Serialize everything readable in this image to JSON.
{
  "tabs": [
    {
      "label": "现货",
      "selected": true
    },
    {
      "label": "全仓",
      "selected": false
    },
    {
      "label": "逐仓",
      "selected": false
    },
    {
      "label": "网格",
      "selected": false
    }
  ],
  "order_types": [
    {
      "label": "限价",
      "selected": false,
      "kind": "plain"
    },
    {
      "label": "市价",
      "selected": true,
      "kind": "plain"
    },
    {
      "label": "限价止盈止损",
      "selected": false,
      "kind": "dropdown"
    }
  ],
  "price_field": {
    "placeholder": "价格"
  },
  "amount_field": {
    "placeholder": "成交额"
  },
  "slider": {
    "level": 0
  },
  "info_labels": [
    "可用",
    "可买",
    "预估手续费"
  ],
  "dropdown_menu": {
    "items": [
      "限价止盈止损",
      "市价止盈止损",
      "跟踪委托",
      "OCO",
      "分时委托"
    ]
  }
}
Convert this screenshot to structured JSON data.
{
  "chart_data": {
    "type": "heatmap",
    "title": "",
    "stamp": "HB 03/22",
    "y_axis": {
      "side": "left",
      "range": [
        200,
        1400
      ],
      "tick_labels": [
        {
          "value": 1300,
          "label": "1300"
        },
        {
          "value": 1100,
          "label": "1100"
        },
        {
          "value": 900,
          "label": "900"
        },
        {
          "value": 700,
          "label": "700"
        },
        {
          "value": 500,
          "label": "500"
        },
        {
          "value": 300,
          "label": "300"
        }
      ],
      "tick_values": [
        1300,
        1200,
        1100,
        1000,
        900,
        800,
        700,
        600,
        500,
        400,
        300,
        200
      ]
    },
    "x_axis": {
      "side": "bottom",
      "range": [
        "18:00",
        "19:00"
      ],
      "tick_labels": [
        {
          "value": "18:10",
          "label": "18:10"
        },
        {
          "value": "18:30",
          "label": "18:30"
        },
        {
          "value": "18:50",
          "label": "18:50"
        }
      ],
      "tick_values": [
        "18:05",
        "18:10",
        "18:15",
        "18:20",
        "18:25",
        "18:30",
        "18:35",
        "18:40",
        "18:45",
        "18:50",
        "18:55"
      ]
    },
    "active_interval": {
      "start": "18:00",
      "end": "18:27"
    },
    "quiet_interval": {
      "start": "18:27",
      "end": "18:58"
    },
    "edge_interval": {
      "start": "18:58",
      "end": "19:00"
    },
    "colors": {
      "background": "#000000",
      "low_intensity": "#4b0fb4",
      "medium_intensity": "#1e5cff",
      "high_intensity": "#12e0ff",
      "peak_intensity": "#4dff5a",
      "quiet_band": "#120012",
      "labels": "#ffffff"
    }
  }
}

____________________

#### [Exercise brief]
From the line holding "Convert this screenshot" to the last line of the records, quote each line exactly and add nothing.

#### [Answer to this task]
Convert this screenshot to structured JSON data.
{
  "chart_data": {
    "type": "heatmap",
    "title": "",
    "stamp": "HB 03/22",
    "y_axis": {
      "side": "left",
      "range": [
        200,
        1400
      ],
      "tick_labels": [
        {
          "value": 1300,
          "label": "1300"
        },
        {
          "value": 1100,
          "label": "1100"
        },
        {
          "value": 900,
          "label": "900"
        },
        {
          "value": 700,
          "label": "700"
        },
        {
          "value": 500,
          "label": "500"
        },
        {
          "value": 300,
          "label": "300"
        }
      ],
      "tick_values": [
        1300,
        1200,
        1100,
        1000,
        900,
        800,
        700,
        600,
        500,
        400,
        300,
        200
      ]
    },
    "x_axis": {
      "side": "bottom",
      "range": [
        "18:00",
        "19:00"
      ],
      "tick_labels": [
        {
          "value": "18:10",
          "label": "18:10"
        },
        {
          "value": "18:30",
          "label": "18:30"
        },
        {
          "value": "18:50",
          "label": "18:50"
        }
      ],
      "tick_values": [
        "18:05",
        "18:10",
        "18:15",
        "18:20",
        "18:25",
        "18:30",
        "18:35",
        "18:40",
        "18:45",
        "18:50",
        "18:55"
      ]
    },
    "active_interval": {
      "start": "18:00",
      "end": "18:27"
    },
    "quiet_interval": {
      "start": "18:27",
      "end": "18:58"
    },
    "edge_interval": {
      "start": "18:58",
      "end": "19:00"
    },
    "colors": {
      "background": "#000000",
      "low_intensity": "#4b0fb4",
      "medium_intensity": "#1e5cff",
      "high_intensity": "#12e0ff",
      "peak_intensity": "#4dff5a",
      "quiet_band": "#120012",
      "labels": "#ffffff"
    }
  }
}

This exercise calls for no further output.